*Exercise directions*
Copy, in full, each line of the material that holds the word "percent".

++++ Task input

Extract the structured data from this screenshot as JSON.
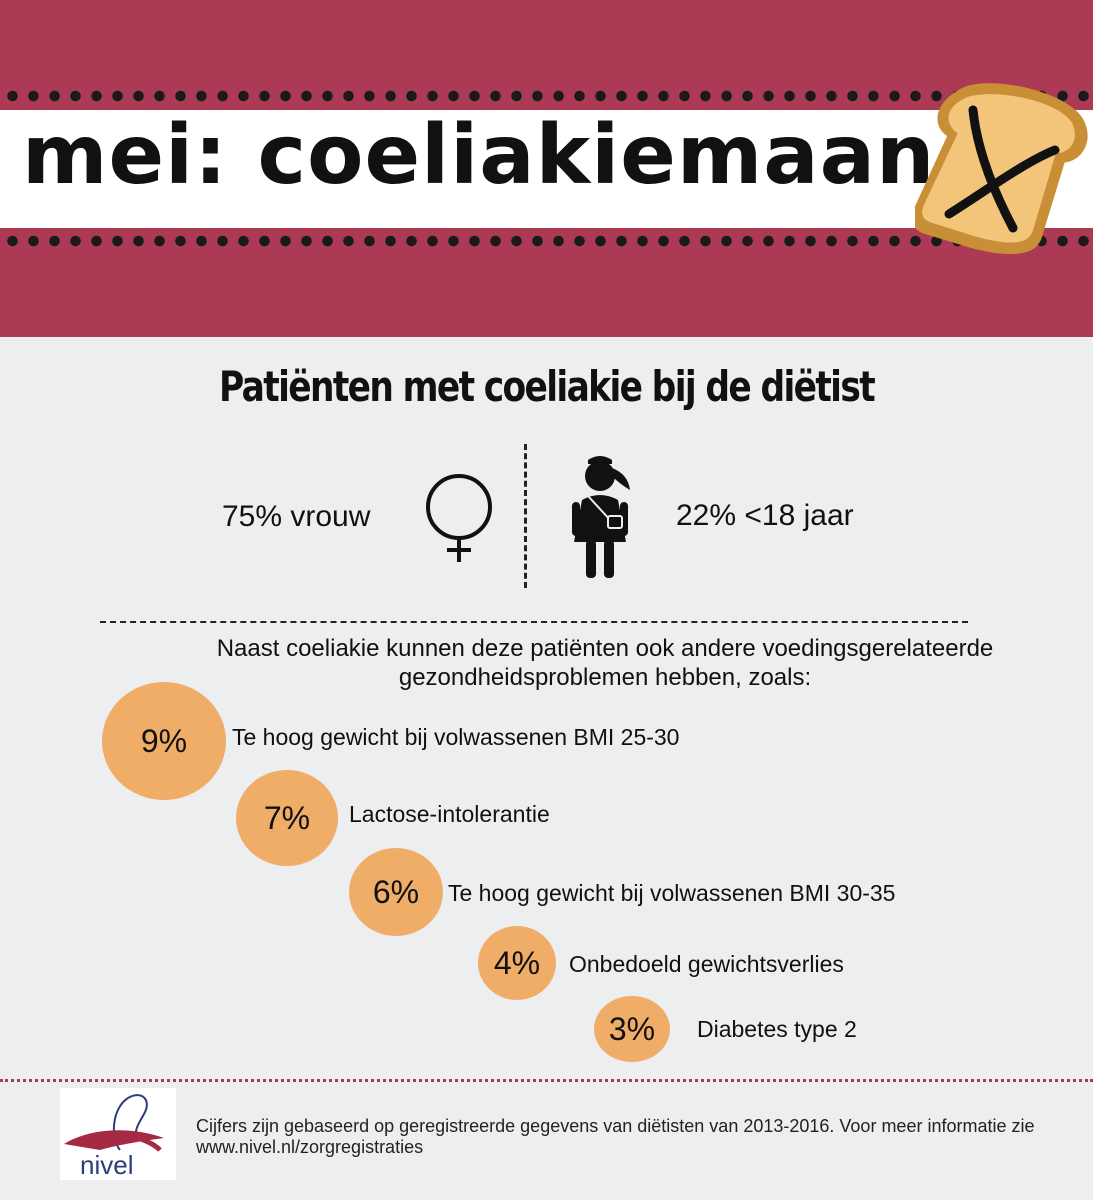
{
  "header": {
    "title": "mei: coeliakiemaand",
    "icon": "crossed-out-toast-icon",
    "colors": {
      "banner": "#ad3a55",
      "toast": "#f2c57a",
      "toast_crust": "#c98f36"
    }
  },
  "section": {
    "title": "Patiënten met coeliakie bij de diëtist"
  },
  "stats": {
    "women": {
      "label": "75% vrouw",
      "icon": "female-symbol-icon"
    },
    "children": {
      "label": "22% <18 jaar",
      "icon": "girl-icon"
    }
  },
  "intro": "Naast coeliakie kunnen deze patiënten ook andere voedingsgerelateerde gezondheidsproblemen hebben, zoals:",
  "conditions": [
    {
      "percent": "9%",
      "label": "Te hoog gewicht bij volwassenen BMI 25-30"
    },
    {
      "percent": "7%",
      "label": "Lactose-intolerantie"
    },
    {
      "percent": "6%",
      "label": "Te hoog gewicht bij volwassenen BMI 30-35"
    },
    {
      "percent": "4%",
      "label": "Onbedoeld gewichtsverlies"
    },
    {
      "percent": "3%",
      "label": "Diabetes type 2"
    }
  ],
  "circle_color": "#f0ad67",
  "footer": {
    "logo_text": "nivel",
    "logo_icon": "nivel-logo-icon",
    "source": "Cijfers zijn gebaseerd op geregistreerde gegevens van diëtisten van 2013-2016. Voor meer informatie zie www.nivel.nl/zorgregistraties"
  }
}
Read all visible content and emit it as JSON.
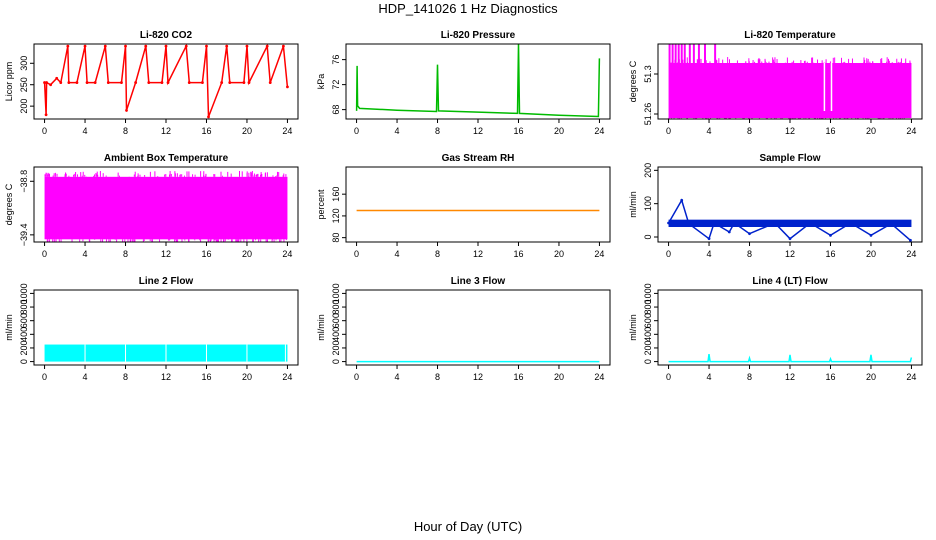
{
  "page": {
    "title": "HDP_141026  1 Hz Diagnostics",
    "xlabel": "Hour of Day (UTC)"
  },
  "chart_data": [
    {
      "type": "line",
      "title": "Li-820 CO2",
      "ylabel": "Licor ppm",
      "color": "#ff0000",
      "xlim": [
        0,
        24
      ],
      "ylim": [
        170,
        345
      ],
      "xticks": [
        0,
        4,
        8,
        12,
        16,
        20,
        24
      ],
      "yticks": [
        200,
        250,
        300
      ],
      "baseline": 255,
      "series": [
        {
          "name": "",
          "x": [
            0,
            0.15,
            0.2,
            0.6,
            1.2,
            1.6,
            2.3,
            2.4,
            3.2,
            4.0,
            4.2,
            5.0,
            6.0,
            6.3,
            7.6,
            8.0,
            8.1,
            9.0,
            10.0,
            10.3,
            11.6,
            12.0,
            12.2,
            14.0,
            14.3,
            15.6,
            16.0,
            16.2,
            17.5,
            18.0,
            18.3,
            19.7,
            20.0,
            20.2,
            22.0,
            22.3,
            23.6,
            24.0
          ],
          "y": [
            255,
            180,
            255,
            250,
            265,
            255,
            340,
            255,
            255,
            340,
            255,
            255,
            340,
            255,
            255,
            340,
            190,
            255,
            340,
            255,
            255,
            340,
            255,
            340,
            255,
            255,
            340,
            175,
            255,
            340,
            255,
            255,
            340,
            255,
            340,
            255,
            340,
            245
          ]
        }
      ]
    },
    {
      "type": "line",
      "title": "Li-820 Pressure",
      "ylabel": "kPa",
      "color": "#00bb00",
      "xlim": [
        0,
        24
      ],
      "ylim": [
        66.5,
        78.5
      ],
      "xticks": [
        0,
        4,
        8,
        12,
        16,
        20,
        24
      ],
      "yticks": [
        68,
        72,
        76
      ],
      "series": [
        {
          "name": "",
          "x": [
            0,
            0.05,
            0.1,
            0.3,
            4,
            7.9,
            8.0,
            8.1,
            12,
            15.9,
            16.0,
            16.1,
            20,
            23.9,
            24.0
          ],
          "y": [
            67.8,
            75.0,
            68.6,
            68.2,
            67.9,
            67.7,
            75.2,
            67.8,
            67.6,
            67.4,
            78.5,
            67.4,
            67.1,
            66.9,
            76.2
          ]
        }
      ]
    },
    {
      "type": "area",
      "title": "Li-820 Temperature",
      "ylabel": "degrees C",
      "color": "#ff00ff",
      "xlim": [
        0,
        24
      ],
      "ylim": [
        51.255,
        51.33
      ],
      "xticks": [
        0,
        4,
        8,
        12,
        16,
        20,
        24
      ],
      "yticks": [
        51.26,
        51.3
      ],
      "band_low": 51.256,
      "band_high": 51.311,
      "spikes_high_x": [
        0.1,
        0.4,
        0.7,
        1.0,
        1.3,
        1.6,
        2.1,
        2.5,
        3.0,
        3.6,
        4.6
      ],
      "spikes_low_x": [
        15.4,
        16.1
      ]
    },
    {
      "type": "area",
      "title": "Ambient Box Temperature",
      "ylabel": "degrees C",
      "color": "#ff00ff",
      "xlim": [
        0,
        24
      ],
      "ylim": [
        -39.48,
        -38.64
      ],
      "xticks": [
        0,
        4,
        8,
        12,
        16,
        20,
        24
      ],
      "yticks": [
        -39.4,
        -38.8
      ],
      "band_low": -39.45,
      "band_high": -38.75
    },
    {
      "type": "line",
      "title": "Gas Stream RH",
      "ylabel": "percent",
      "color": "#ff8800",
      "xlim": [
        0,
        24
      ],
      "ylim": [
        72,
        210
      ],
      "xticks": [
        0,
        4,
        8,
        12,
        16,
        20,
        24
      ],
      "yticks": [
        80,
        120,
        160
      ],
      "series": [
        {
          "name": "",
          "x": [
            0,
            24
          ],
          "y": [
            130,
            130
          ]
        }
      ]
    },
    {
      "type": "line",
      "title": "Sample Flow",
      "ylabel": "ml/min",
      "color": "#0022cc",
      "xlim": [
        0,
        24
      ],
      "ylim": [
        -15,
        210
      ],
      "xticks": [
        0,
        4,
        8,
        12,
        16,
        20,
        24
      ],
      "yticks": [
        0,
        100,
        200
      ],
      "band_low": 30,
      "band_high": 52,
      "series": [
        {
          "name": "",
          "x": [
            0,
            1.3,
            2.0,
            4.0,
            4.5,
            6.0,
            6.5,
            8.0,
            10.5,
            12.0,
            14.0,
            16.0,
            18.0,
            20.0,
            22.0,
            23.9
          ],
          "y": [
            42,
            110,
            40,
            -5,
            42,
            15,
            42,
            10,
            42,
            -5,
            42,
            5,
            42,
            5,
            40,
            -10
          ]
        }
      ]
    },
    {
      "type": "area",
      "title": "Line 2 Flow",
      "ylabel": "ml/min",
      "color": "#00ffff",
      "xlim": [
        0,
        24
      ],
      "ylim": [
        -50,
        1050
      ],
      "xticks": [
        0,
        4,
        8,
        12,
        16,
        20,
        24
      ],
      "yticks": [
        0,
        200,
        400,
        600,
        800,
        1000
      ],
      "band_low": 0,
      "band_high": 250,
      "gaps_x": [
        4,
        8,
        12,
        16,
        20,
        23.8
      ]
    },
    {
      "type": "line",
      "title": "Line 3 Flow",
      "ylabel": "ml/min",
      "color": "#00ffff",
      "xlim": [
        0,
        24
      ],
      "ylim": [
        -50,
        1050
      ],
      "xticks": [
        0,
        4,
        8,
        12,
        16,
        20,
        24
      ],
      "yticks": [
        0,
        200,
        400,
        600,
        800,
        1000
      ],
      "series": [
        {
          "name": "",
          "x": [
            0,
            24
          ],
          "y": [
            0,
            0
          ]
        }
      ]
    },
    {
      "type": "line",
      "title": "Line 4 (LT) Flow",
      "ylabel": "ml/min",
      "color": "#00ffff",
      "xlim": [
        0,
        24
      ],
      "ylim": [
        -50,
        1050
      ],
      "xticks": [
        0,
        4,
        8,
        12,
        16,
        20,
        24
      ],
      "yticks": [
        0,
        200,
        400,
        600,
        800,
        1000
      ],
      "series": [
        {
          "name": "",
          "x": [
            0,
            3.9,
            4.0,
            4.1,
            7.9,
            8.0,
            8.1,
            11.9,
            12.0,
            12.1,
            15.9,
            16.0,
            16.1,
            19.9,
            20.0,
            20.1,
            23.9,
            24.0
          ],
          "y": [
            0,
            0,
            110,
            0,
            0,
            50,
            0,
            0,
            100,
            0,
            0,
            40,
            0,
            0,
            100,
            0,
            0,
            60
          ]
        }
      ]
    }
  ]
}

++++++++

*Result of this task*
      "percent": "9%",
      "percent": "7%",
      "percent": "6%",
      "percent": "4%",
      "percent": "3%",
      "ylabel": "percent",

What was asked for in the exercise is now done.